(begin)

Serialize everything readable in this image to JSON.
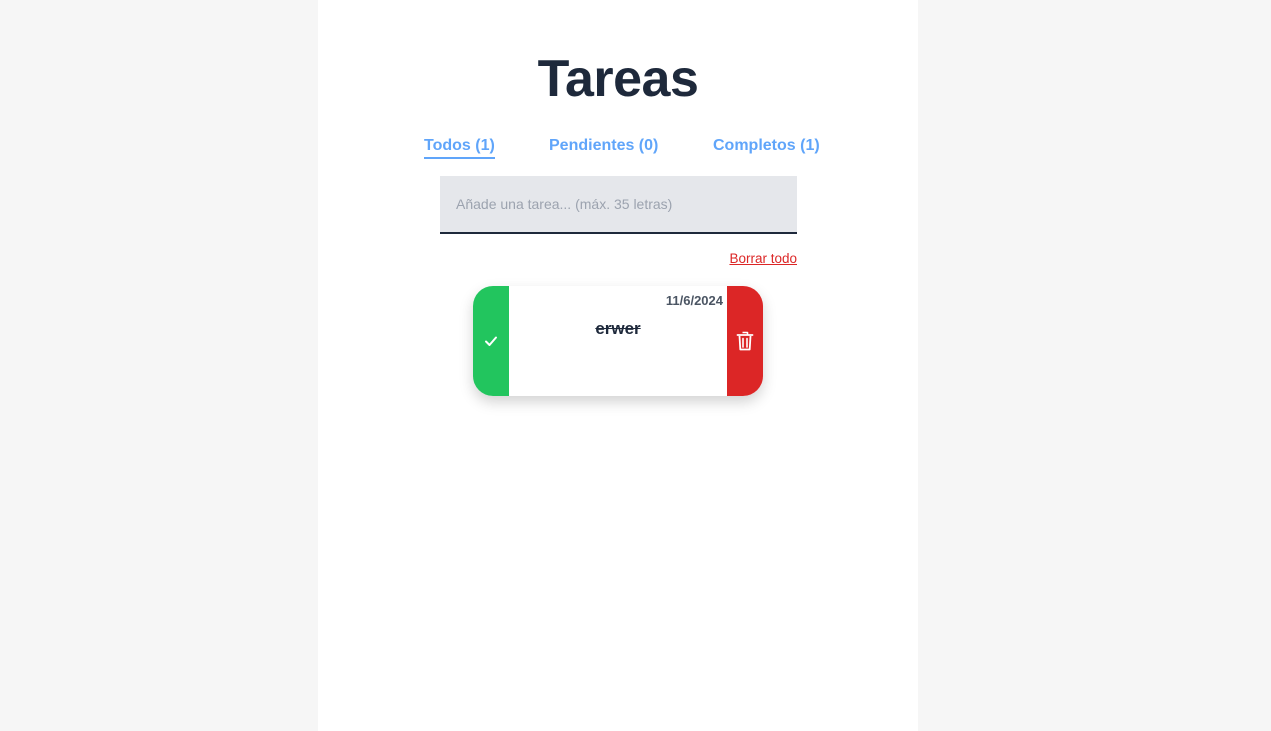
{
  "app": {
    "title": "Tareas"
  },
  "tabs": [
    {
      "label": "Todos (1)",
      "active": true
    },
    {
      "label": "Pendientes (0)",
      "active": false
    },
    {
      "label": "Completos (1)",
      "active": false
    }
  ],
  "new_task": {
    "value": "",
    "placeholder": "Añade una tarea... (máx. 35 letras)"
  },
  "actions": {
    "clear_all_label": "Borrar todo"
  },
  "tasks": [
    {
      "text": "erwer",
      "date": "11/6/2024",
      "completed": true,
      "complete_icon": "check-icon",
      "delete_icon": "trash-icon"
    }
  ],
  "colors": {
    "title": "#1e293b",
    "tab": "#60a5fa",
    "complete": "#22c55e",
    "delete": "#dc2626",
    "input_bg": "#e5e7eb"
  }
}
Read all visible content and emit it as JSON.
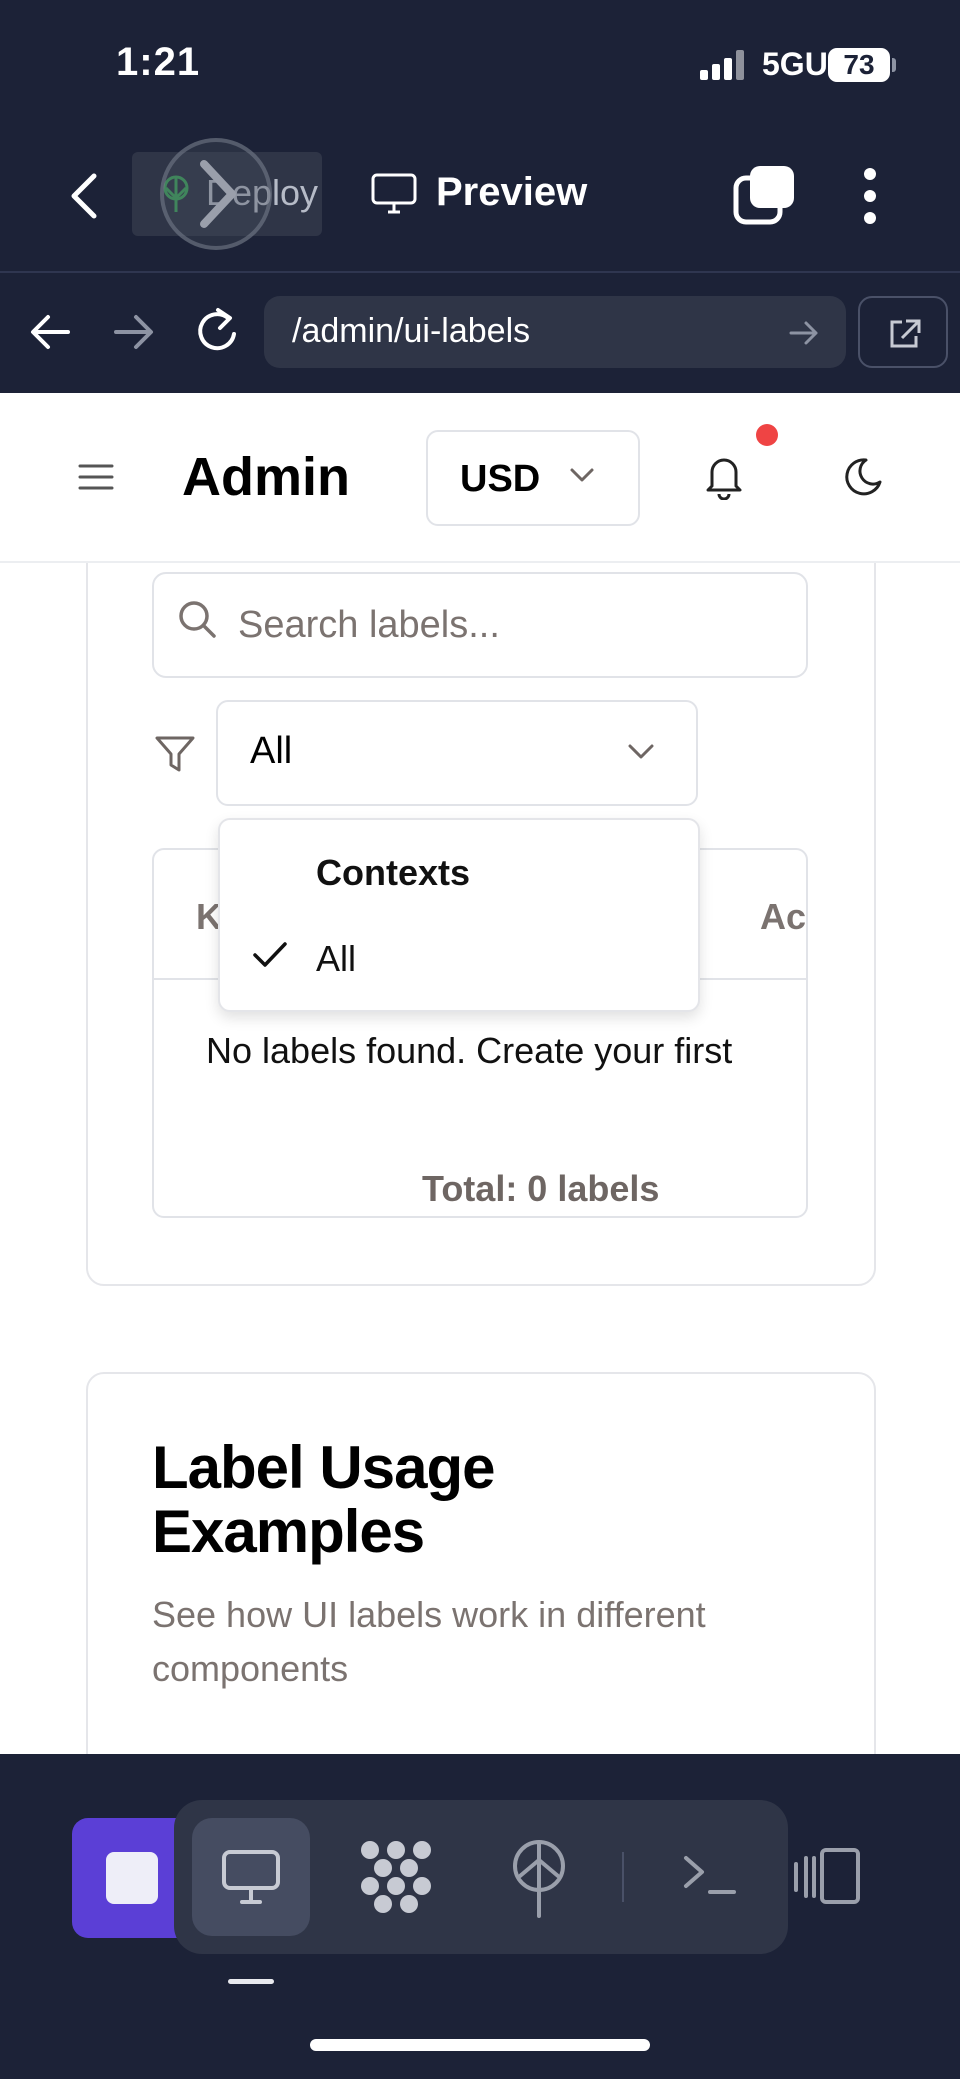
{
  "status_bar": {
    "time": "1:21",
    "network": "5GUC",
    "battery": "73"
  },
  "browser": {
    "deploy_label": "Deploy",
    "preview_label": "Preview",
    "url": "/admin/ui-labels"
  },
  "header": {
    "title": "Admin",
    "currency": "USD"
  },
  "labels_panel": {
    "search_placeholder": "Search labels...",
    "context_filter_value": "All",
    "columns": {
      "key": "K",
      "actions": "Ac"
    },
    "empty_message": "No labels found. Create your first",
    "total": "Total: 0 labels"
  },
  "context_menu": {
    "heading": "Contexts",
    "options": [
      {
        "label": "All",
        "selected": true
      }
    ]
  },
  "usage_card": {
    "title": "Label Usage Examples",
    "subtitle": "See how UI labels work in different components"
  },
  "colors": {
    "chrome_bg": "#1c2237",
    "accent": "#5b3fd6",
    "notification_dot": "#ef4444"
  },
  "icons": [
    "back-icon",
    "deploy-icon",
    "preview-icon",
    "tabs-icon",
    "more-icon",
    "arrow-left-icon",
    "arrow-right-icon",
    "reload-icon",
    "open-external-icon",
    "menu-icon",
    "chevron-down-icon",
    "bell-icon",
    "moon-icon",
    "search-icon",
    "filter-icon",
    "check-icon",
    "stop-icon",
    "monitor-icon",
    "apps-icon",
    "deploy-tool-icon",
    "terminal-icon",
    "devices-icon"
  ]
}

(end)

*Set task*: Copy each line above where the string "JSON" occurs.

*Written response*:
Serialize everything readable in this image to JSON.
Read all visible content and emit it as JSON.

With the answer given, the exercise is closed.